[GIVEN TASK]: Exactly as they appear, output all of the records. Skip any images.

[SUPPLIED ENTRIES]:
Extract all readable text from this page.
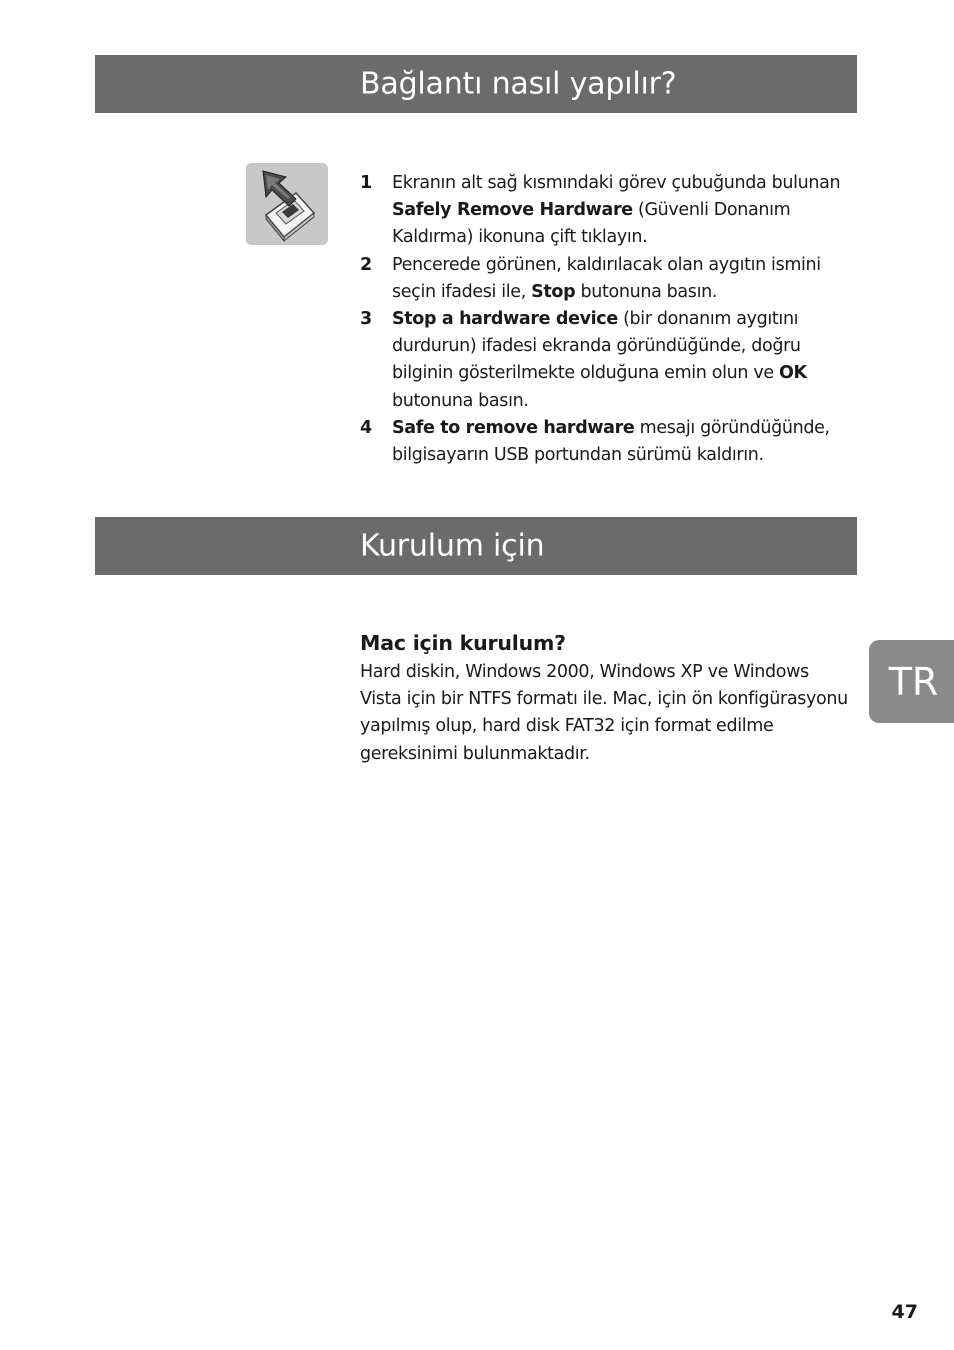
Bağlantı nasıl yapılır?
1 Ekranın alt sağ kısmındaki görev çubuğunda bulunan Safely Remove Hardware (Güvenli Donanım Kaldırma) ikonuna çift tıklayın.
2 Pencerede görünen, kaldırılacak olan aygıtın ismini seçin ifadesi ile, Stop butonuna basın.
3 Stop a hardware device (bir donanım aygıtını durdurun) ifadesi ekranda göründüğünde, doğru bilginin gösterilmekte olduğuna emin olun ve OK butonuna basın.
4 Safe to remove hardware mesajı göründüğünde, bilgisayarın USB portundan sürümü kaldırın.
Kurulum için
Mac için kurulum?

Hard diskin, Windows 2000, Windows XP ve Windows Vista için bir NTFS formatı ile. Mac, için ön konfigürasyonu yapılmış olup, hard disk FAT32 için format edilme gereksinimi bulunmaktadır.

TR
47
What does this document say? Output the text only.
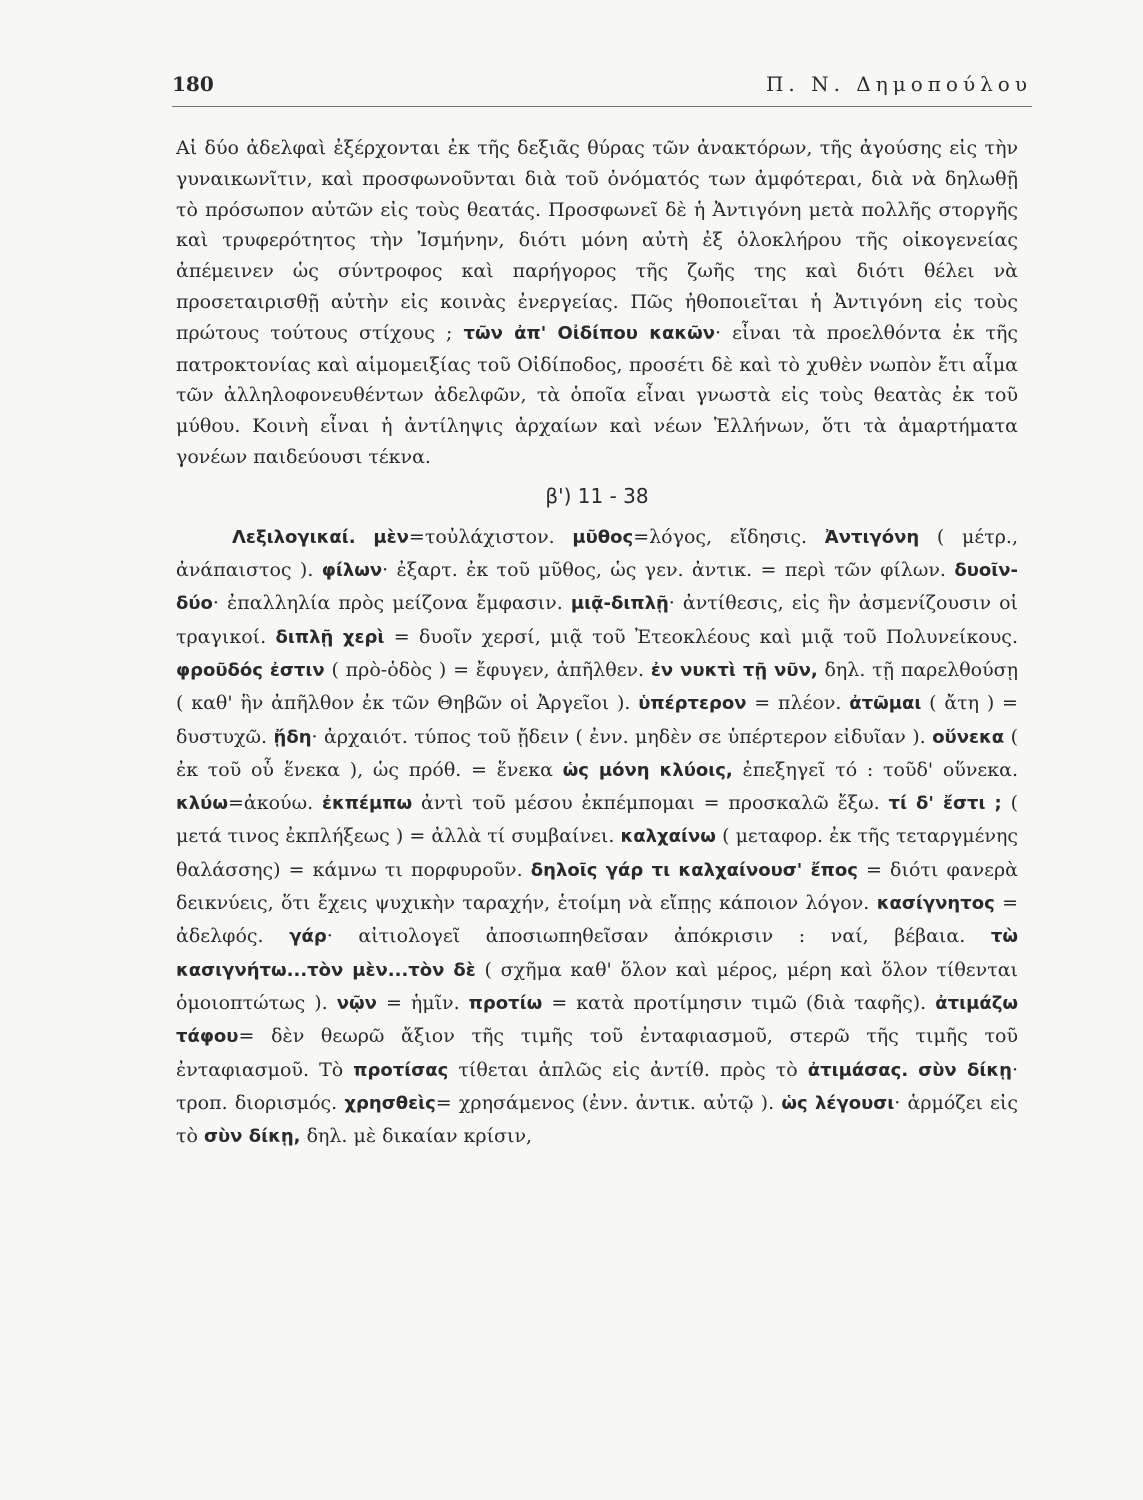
180	Π. Ν. Δημοπούλου

Αἱ δύο ἀδελφαὶ ἐξέρχονται ἐκ τῆς δεξιᾶς θύρας τῶν ἀνακτόρων, τῆς ἀγούσης εἰς τὴν γυναικωνῖτιν, καὶ προσφωνοῦνται διὰ τοῦ ὀνόματός των ἀμφότεραι, διὰ νὰ δηλωθῇ τὸ πρόσωπον αὐτῶν εἰς τοὺς θεατάς. Προσφωνεῖ δὲ ἡ Ἀντιγόνη μετὰ πολλῆς στοργῆς καὶ τρυφερότητος τὴν Ἰσμήνην, διότι μόνη αὐτὴ ἐξ ὁλοκλήρου τῆς οἰκογενείας ἀπέμεινεν ὡς σύντροφος καὶ παρήγορος τῆς ζωῆς της καὶ διότι θέλει νὰ προσεταιρισθῇ αὐτὴν εἰς κοινὰς ἐνεργείας. Πῶς ἠθοποιεῖται ἡ Ἀντιγόνη εἰς τοὺς πρώτους τούτους στίχους ; τῶν ἀπ' Οἰδίπου κακῶν· εἶναι τὰ προελθόντα ἐκ τῆς πατροκτονίας καὶ αἱμομειξίας τοῦ Οἰδίποδος, προσέτι δὲ καὶ τὸ χυθὲν νωπὸν ἔτι αἷμα τῶν ἀλληλοφονευθέντων ἀδελφῶν, τὰ ὁποῖα εἶναι γνωστὰ εἰς τοὺς θεατὰς ἐκ τοῦ μύθου. Κοινὴ εἶναι ἡ ἀντίληψις ἀρχαίων καὶ νέων Ἑλλήνων, ὅτι τὰ ἁμαρτήματα γονέων παιδεύουσι τέκνα.

β') 11 - 38

Λεξιλογικαί. μὲν=τοὐλάχιστον. μῦθος=λόγος, εἴδησις. Ἀντιγόνη ( μέτρ., ἀνάπαιστος ). φίλων· ἐξαρτ. ἐκ τοῦ μῦθος, ὡς γεν. ἀντικ. = περὶ τῶν φίλων. δυοῖν-δύο· ἐπαλληλία πρὸς μείζονα ἔμφασιν. μιᾷ-διπλῇ· ἀντίθεσις, εἰς ἣν ἀσμενίζουσιν οἱ τραγικοί. διπλῇ χερὶ = δυοῖν χερσί, μιᾷ τοῦ Ἐτεοκλέους καὶ μιᾷ τοῦ Πολυνείκους. φροῦδός ἐστιν ( πρὸ-ὁδὸς ) = ἔφυγεν, ἀπῆλθεν. ἐν νυκτὶ τῇ νῦν, δηλ. τῇ παρελθούσῃ ( καθ' ἣν ἀπῆλθον ἐκ τῶν Θηβῶν οἱ Ἀργεῖοι ). ὑπέρτερον = πλέον. ἀτῶμαι ( ἄτη ) = δυστυχῶ. ᾔδη· ἀρχαιότ. τύπος τοῦ ᾔδειν ( ἐνν. μηδὲν σε ὑπέρτερον εἰδυῖαν ). οὕνεκα ( ἐκ τοῦ οὗ ἕνεκα ), ὡς πρόθ. = ἕνεκα ὡς μόνη κλύοις, ἐπεξηγεῖ τό : τοῦδ' οὕνεκα. κλύω=ἀκούω. ἐκπέμπω ἀντὶ τοῦ μέσου ἐκπέμπομαι = προσκαλῶ ἔξω. τί δ' ἔστι ; ( μετά τινος ἐκπλήξεως ) = ἀλλὰ τί συμβαίνει. καλχαίνω ( μεταφορ. ἐκ τῆς τεταργμένης θαλάσσης) = κάμνω τι πορφυροῦν. δηλοῖς γάρ τι καλχαίνουσ' ἔπος = διότι φανερὰ δεικνύεις, ὅτι ἔχεις ψυχικὴν ταραχήν, ἑτοίμη νὰ εἴπῃς κάποιον λόγον. κασίγνητος = ἀδελφός. γάρ· αἰτιολογεῖ ἀποσιωπηθεῖσαν ἀπόκρισιν : ναί, βέβαια. τὼ κασιγνήτω...τὸν μὲν...τὸν δὲ ( σχῆμα καθ' ὅλον καὶ μέρος, μέρη καὶ ὅλον τίθενται ὁμοιοπτώτως ). νῷν = ἡμῖν. προτίω = κατὰ προτίμησιν τιμῶ (διὰ ταφῆς). ἀτιμάζω τάφου= δὲν θεωρῶ ἄξιον τῆς τιμῆς τοῦ ἐνταφιασμοῦ, στερῶ τῆς τιμῆς τοῦ ἐνταφιασμοῦ. Τὸ προτίσας τίθεται ἁπλῶς εἰς ἀντίθ. πρὸς τὸ ἀτιμάσας. σὺν δίκῃ· τροπ. διορισμός. χρησθεὶς= χρησάμενος (ἐνν. ἀντικ. αὐτῷ ). ὡς λέγουσι· ἁρμόζει εἰς τὸ σὺν δίκῃ, δηλ. μὲ δικαίαν κρίσιν,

[EXERCISE OUTPUT]:
Extract all readable text from this page.
Bağlantı nasıl yapılır?
1 Ekranın alt sağ kısmındaki görev çubuğunda bulunan Safely Remove Hardware (Güvenli Donanım Kaldırma) ikonuna çift tıklayın.
2 Pencerede görünen, kaldırılacak olan aygıtın ismini seçin ifadesi ile, Stop butonuna basın.
3 Stop a hardware device (bir donanım aygıtını durdurun) ifadesi ekranda göründüğünde, doğru bilginin gösterilmekte olduğuna emin olun ve OK butonuna basın.
4 Safe to remove hardware mesajı göründüğünde, bilgisayarın USB portundan sürümü kaldırın.
Kurulum için
Mac için kurulum?

Hard diskin, Windows 2000, Windows XP ve Windows Vista için bir NTFS formatı ile. Mac, için ön konfigürasyonu yapılmış olup, hard disk FAT32 için format edilme gereksinimi bulunmaktadır.

TR
47
What does this document say? Output the text only.
180	Π. Ν. Δημοπούλου

Αἱ δύο ἀδελφαὶ ἐξέρχονται ἐκ τῆς δεξιᾶς θύρας τῶν ἀνακτόρων, τῆς ἀγούσης εἰς τὴν γυναικωνῖτιν, καὶ προσφωνοῦνται διὰ τοῦ ὀνόματός των ἀμφότεραι, διὰ νὰ δηλωθῇ τὸ πρόσωπον αὐτῶν εἰς τοὺς θεατάς. Προσφωνεῖ δὲ ἡ Ἀντιγόνη μετὰ πολλῆς στοργῆς καὶ τρυφερότητος τὴν Ἰσμήνην, διότι μόνη αὐτὴ ἐξ ὁλοκλήρου τῆς οἰκογενείας ἀπέμεινεν ὡς σύντροφος καὶ παρήγορος τῆς ζωῆς της καὶ διότι θέλει νὰ προσεταιρισθῇ αὐτὴν εἰς κοινὰς ἐνεργείας. Πῶς ἠθοποιεῖται ἡ Ἀντιγόνη εἰς τοὺς πρώτους τούτους στίχους ; τῶν ἀπ' Οἰδίπου κακῶν· εἶναι τὰ προελθόντα ἐκ τῆς πατροκτονίας καὶ αἱμομειξίας τοῦ Οἰδίποδος, προσέτι δὲ καὶ τὸ χυθὲν νωπὸν ἔτι αἷμα τῶν ἀλληλοφονευθέντων ἀδελφῶν, τὰ ὁποῖα εἶναι γνωστὰ εἰς τοὺς θεατὰς ἐκ τοῦ μύθου. Κοινὴ εἶναι ἡ ἀντίληψις ἀρχαίων καὶ νέων Ἑλλήνων, ὅτι τὰ ἁμαρτήματα γονέων παιδεύουσι τέκνα.

β') 11 - 38

Λεξιλογικαί. μὲν=τοὐλάχιστον. μῦθος=λόγος, εἴδησις. Ἀντιγόνη ( μέτρ., ἀνάπαιστος ). φίλων· ἐξαρτ. ἐκ τοῦ μῦθος, ὡς γεν. ἀντικ. = περὶ τῶν φίλων. δυοῖν-δύο· ἐπαλληλία πρὸς μείζονα ἔμφασιν. μιᾷ-διπλῇ· ἀντίθεσις, εἰς ἣν ἀσμενίζουσιν οἱ τραγικοί. διπλῇ χερὶ = δυοῖν χερσί, μιᾷ τοῦ Ἐτεοκλέους καὶ μιᾷ τοῦ Πολυνείκους. φροῦδός ἐστιν ( πρὸ-ὁδὸς ) = ἔφυγεν, ἀπῆλθεν. ἐν νυκτὶ τῇ νῦν, δηλ. τῇ παρελθούσῃ ( καθ' ἣν ἀπῆλθον ἐκ τῶν Θηβῶν οἱ Ἀργεῖοι ). ὑπέρτερον = πλέον. ἀτῶμαι ( ἄτη ) = δυστυχῶ. ᾔδη· ἀρχαιότ. τύπος τοῦ ᾔδειν ( ἐνν. μηδὲν σε ὑπέρτερον εἰδυῖαν ). οὕνεκα ( ἐκ τοῦ οὗ ἕνεκα ), ὡς πρόθ. = ἕνεκα ὡς μόνη κλύοις, ἐπεξηγεῖ τό : τοῦδ' οὕνεκα. κλύω=ἀκούω. ἐκπέμπω ἀντὶ τοῦ μέσου ἐκπέμπομαι = προσκαλῶ ἔξω. τί δ' ἔστι ; ( μετά τινος ἐκπλήξεως ) = ἀλλὰ τί συμβαίνει. καλχαίνω ( μεταφορ. ἐκ τῆς τεταργμένης θαλάσσης) = κάμνω τι πορφυροῦν. δηλοῖς γάρ τι καλχαίνουσ' ἔπος = διότι φανερὰ δεικνύεις, ὅτι ἔχεις ψυχικὴν ταραχήν, ἑτοίμη νὰ εἴπῃς κάποιον λόγον. κασίγνητος = ἀδελφός. γάρ· αἰτιολογεῖ ἀποσιωπηθεῖσαν ἀπόκρισιν : ναί, βέβαια. τὼ κασιγνήτω...τὸν μὲν...τὸν δὲ ( σχῆμα καθ' ὅλον καὶ μέρος, μέρη καὶ ὅλον τίθενται ὁμοιοπτώτως ). νῷν = ἡμῖν. προτίω = κατὰ προτίμησιν τιμῶ (διὰ ταφῆς). ἀτιμάζω τάφου= δὲν θεωρῶ ἄξιον τῆς τιμῆς τοῦ ἐνταφιασμοῦ, στερῶ τῆς τιμῆς τοῦ ἐνταφιασμοῦ. Τὸ προτίσας τίθεται ἁπλῶς εἰς ἀντίθ. πρὸς τὸ ἀτιμάσας. σὺν δίκῃ· τροπ. διορισμός. χρησθεὶς= χρησάμενος (ἐνν. ἀντικ. αὐτῷ ). ὡς λέγουσι· ἁρμόζει εἰς τὸ σὺν δίκῃ, δηλ. μὲ δικαίαν κρίσιν,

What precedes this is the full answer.